• _Exercise objective_: Quote, verbatim, all material below, without pictures.

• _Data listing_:
* start *

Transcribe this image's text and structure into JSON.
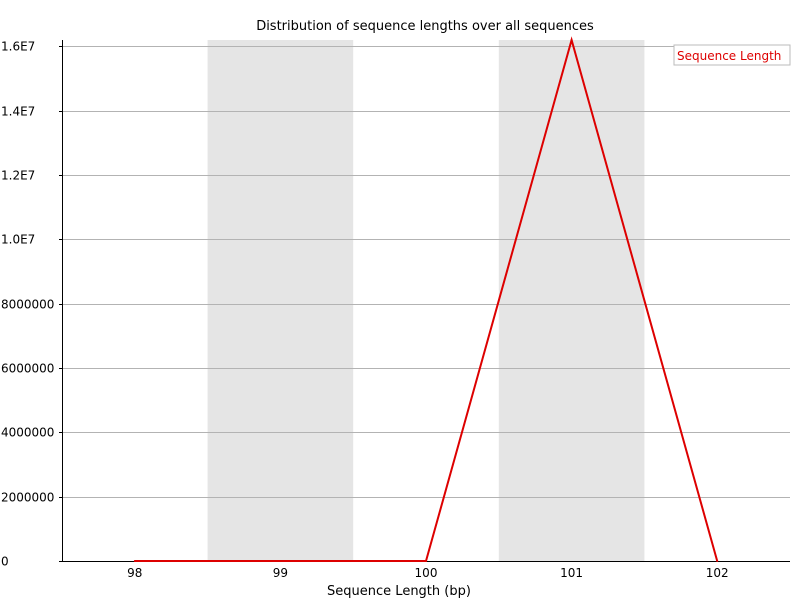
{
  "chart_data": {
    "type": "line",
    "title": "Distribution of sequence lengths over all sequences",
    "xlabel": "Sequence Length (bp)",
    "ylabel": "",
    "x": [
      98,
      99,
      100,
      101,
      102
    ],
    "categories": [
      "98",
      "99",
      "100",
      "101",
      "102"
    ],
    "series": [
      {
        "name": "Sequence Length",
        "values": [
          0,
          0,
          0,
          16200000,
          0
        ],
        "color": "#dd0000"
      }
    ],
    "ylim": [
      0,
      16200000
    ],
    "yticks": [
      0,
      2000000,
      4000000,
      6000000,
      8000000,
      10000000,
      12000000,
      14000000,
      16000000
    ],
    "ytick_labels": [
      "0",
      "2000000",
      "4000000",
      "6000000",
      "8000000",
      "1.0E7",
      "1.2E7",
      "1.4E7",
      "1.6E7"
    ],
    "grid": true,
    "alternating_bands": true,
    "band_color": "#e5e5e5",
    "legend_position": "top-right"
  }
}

* end *

• _Answer below_:
Transcribe this image's text and structure into JSON.
{
  "chart_data": {
    "type": "line",
    "title": "Distribution of sequence lengths over all sequences",
    "xlabel": "Sequence Length (bp)",
    "ylabel": "",
    "x": [
      98,
      99,
      100,
      101,
      102
    ],
    "categories": [
      "98",
      "99",
      "100",
      "101",
      "102"
    ],
    "series": [
      {
        "name": "Sequence Length",
        "values": [
          0,
          0,
          0,
          16200000,
          0
        ],
        "color": "#dd0000"
      }
    ],
    "ylim": [
      0,
      16200000
    ],
    "yticks": [
      0,
      2000000,
      4000000,
      6000000,
      8000000,
      10000000,
      12000000,
      14000000,
      16000000
    ],
    "ytick_labels": [
      "0",
      "2000000",
      "4000000",
      "6000000",
      "8000000",
      "1.0E7",
      "1.2E7",
      "1.4E7",
      "1.6E7"
    ],
    "grid": true,
    "alternating_bands": true,
    "band_color": "#e5e5e5",
    "legend_position": "top-right"
  }
}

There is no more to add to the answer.